--- START OF Given text ---

In order to question and make visible the situation of research inherent to the realization of an artistic project, the backroom was invited to be part of Société Anonyme , a group exhibition held in Paris.
Société Anonyme was an experimental situation inviting 10 guests (artists, collectives and artistic structures) operating in different cities of the world, to provisionally anchor in Le Plateau, Paris, in order to initiate research and projects during a two-month exhibition run. During the two months, the exhibition will be an intense program of workshops, lectures and seminars, organized by the guests and the team of Société Anonyme, in constant collaboration with Paris-based artists and theoreticians.
Throughout the duration of the project, the backroom archive was constantly updated with new contributions. In addition, a series of projects and presentations were also held including:
Walead Beshty's Twenty-Four Hours Screening of Films Addressing the Armageddon
Including Omega Man (1971), The Day After (1983), and The Day of the Triffids (1962), in this series of films selected and presented by artist Walead Beshty, the disaster scenarios depicting the apocalyptic imaginary of the Cold War and the fear of a nuclear holocaust frequently stand as a metaphor of social change and, particularly, of the alienation of American urban and suburban condition of the 1960’s and 70’s.
Artist Talk and Screening by John Menick
Artist, filmmaker, and writer John Menick screened his short video The Secret Life of Things(2006), a work in which an unidentified man describes his fixation with "last person on earth" films - films in which a single person awakens to find that he or she is the sole living inhabitant of a city.
After the short screening Menick discussed his research into 'last man on earth' and apocalyptic films, showing clips from source material and talking about the work's relation to his previous video projects and writings.

--- END OF Given text ---
--- START OF Excerpted records ---

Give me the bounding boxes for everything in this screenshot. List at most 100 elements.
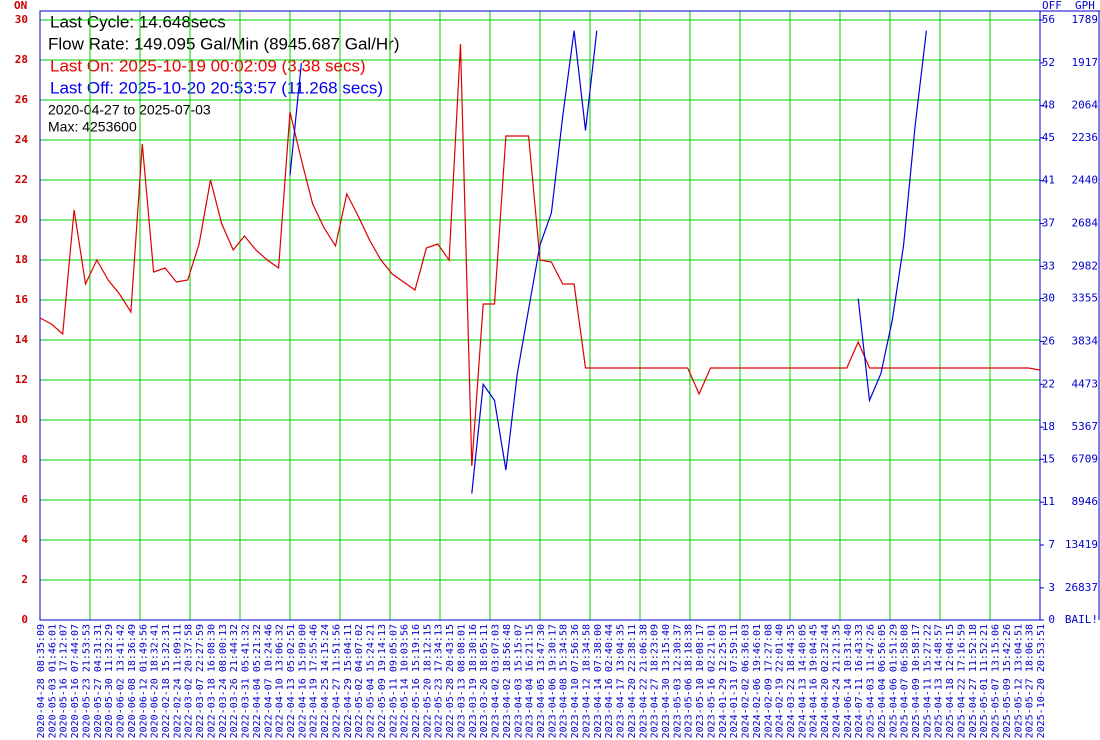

--- END OF Excerpted records ---
--- START OF Excerpted records ---

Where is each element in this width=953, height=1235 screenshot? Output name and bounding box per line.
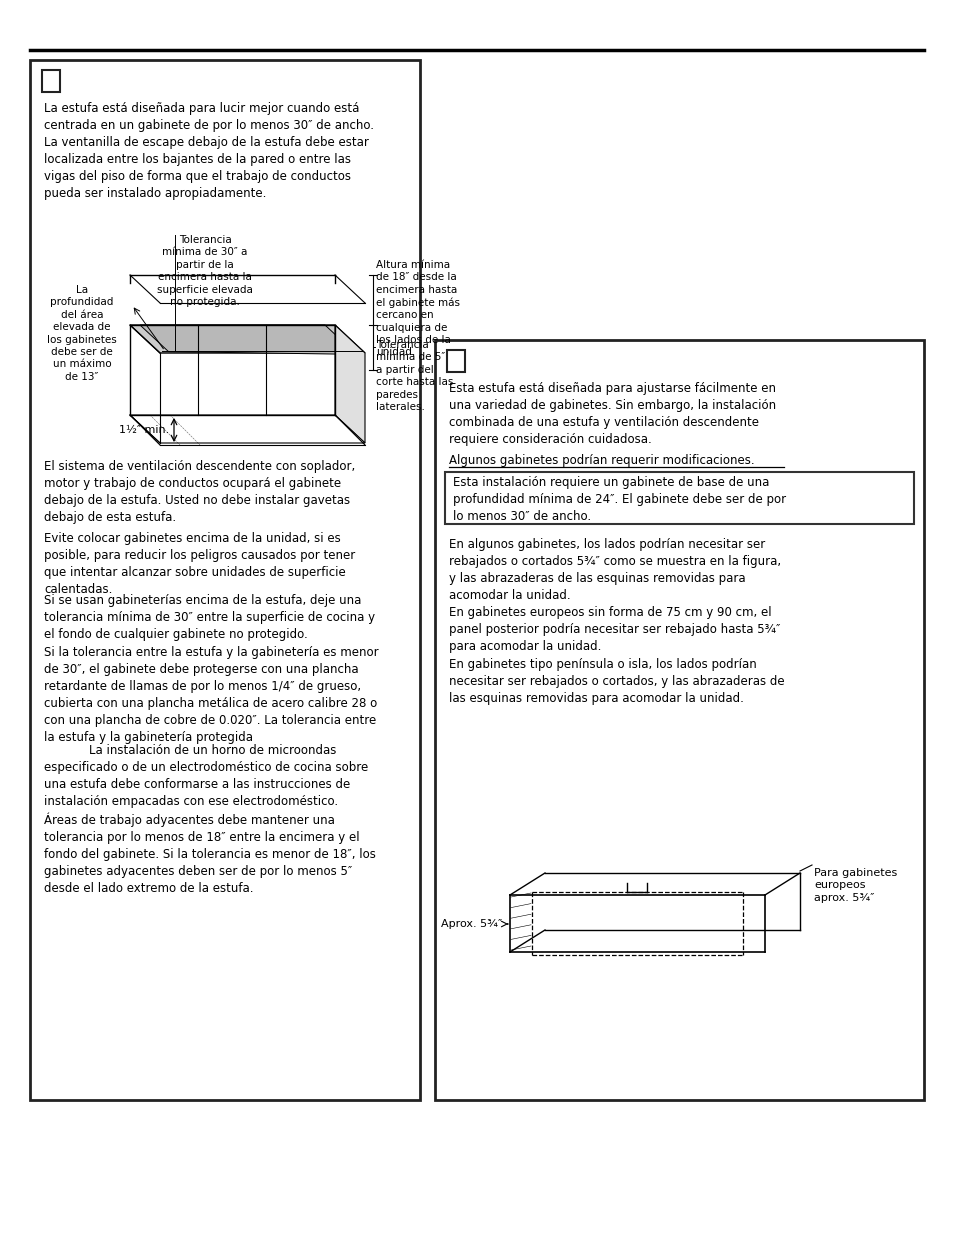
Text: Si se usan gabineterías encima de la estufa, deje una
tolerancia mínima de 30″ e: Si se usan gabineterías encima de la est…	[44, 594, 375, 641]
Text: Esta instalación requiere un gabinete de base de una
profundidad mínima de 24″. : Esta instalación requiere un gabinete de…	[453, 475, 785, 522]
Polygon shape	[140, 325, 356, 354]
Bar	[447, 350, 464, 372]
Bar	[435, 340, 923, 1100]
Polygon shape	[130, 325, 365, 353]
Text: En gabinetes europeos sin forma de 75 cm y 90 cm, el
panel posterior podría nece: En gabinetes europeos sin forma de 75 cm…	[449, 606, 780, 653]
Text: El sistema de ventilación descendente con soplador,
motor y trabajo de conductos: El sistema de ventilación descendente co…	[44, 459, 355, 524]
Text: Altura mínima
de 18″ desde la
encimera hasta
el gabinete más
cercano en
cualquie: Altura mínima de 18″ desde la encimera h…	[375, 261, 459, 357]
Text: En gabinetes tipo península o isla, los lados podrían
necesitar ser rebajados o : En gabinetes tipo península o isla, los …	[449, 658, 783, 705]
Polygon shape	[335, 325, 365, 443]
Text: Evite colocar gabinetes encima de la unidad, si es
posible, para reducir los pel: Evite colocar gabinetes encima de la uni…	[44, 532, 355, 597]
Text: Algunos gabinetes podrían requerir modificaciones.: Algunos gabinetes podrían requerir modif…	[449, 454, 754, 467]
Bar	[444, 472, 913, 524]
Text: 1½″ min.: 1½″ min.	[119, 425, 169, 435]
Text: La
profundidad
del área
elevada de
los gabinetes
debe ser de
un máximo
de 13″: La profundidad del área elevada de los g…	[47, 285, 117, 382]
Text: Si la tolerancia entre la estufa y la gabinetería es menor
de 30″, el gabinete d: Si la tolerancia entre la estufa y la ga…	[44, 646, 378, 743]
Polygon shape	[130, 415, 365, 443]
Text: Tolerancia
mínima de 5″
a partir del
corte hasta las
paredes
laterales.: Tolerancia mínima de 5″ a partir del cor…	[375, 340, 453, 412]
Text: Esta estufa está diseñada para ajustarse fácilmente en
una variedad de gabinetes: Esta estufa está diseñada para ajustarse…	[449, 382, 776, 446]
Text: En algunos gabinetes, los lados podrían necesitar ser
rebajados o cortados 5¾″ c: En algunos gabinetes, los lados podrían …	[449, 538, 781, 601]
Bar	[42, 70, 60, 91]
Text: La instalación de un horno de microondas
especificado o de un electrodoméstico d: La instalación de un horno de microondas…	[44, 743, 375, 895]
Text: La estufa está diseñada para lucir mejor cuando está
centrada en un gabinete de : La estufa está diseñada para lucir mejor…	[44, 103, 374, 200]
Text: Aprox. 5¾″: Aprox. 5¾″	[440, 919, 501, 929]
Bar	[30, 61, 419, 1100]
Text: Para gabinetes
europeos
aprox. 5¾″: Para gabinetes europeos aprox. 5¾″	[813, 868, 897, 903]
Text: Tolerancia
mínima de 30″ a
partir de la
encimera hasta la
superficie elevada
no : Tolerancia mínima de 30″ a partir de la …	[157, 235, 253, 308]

--- END OF Excerpted records ---

- _Requirement_: Decide whether each statement agrees with the Société Anonyme text, answering yes or no and quoting the text's deciding words. 1. Société Anonyme invited 10 guests. 2. The backroom archive stayed unchanged throughout the project. 3. The man in John Menick's video is identified by name.

- _Exercise output_:
1. Yes: "inviting 10 guests (artists, collectives and artistic structures)"
2. No: "the backroom archive was constantly updated with new contributions"
3. No: "an unidentified man describes his fixation with "last person on earth" films"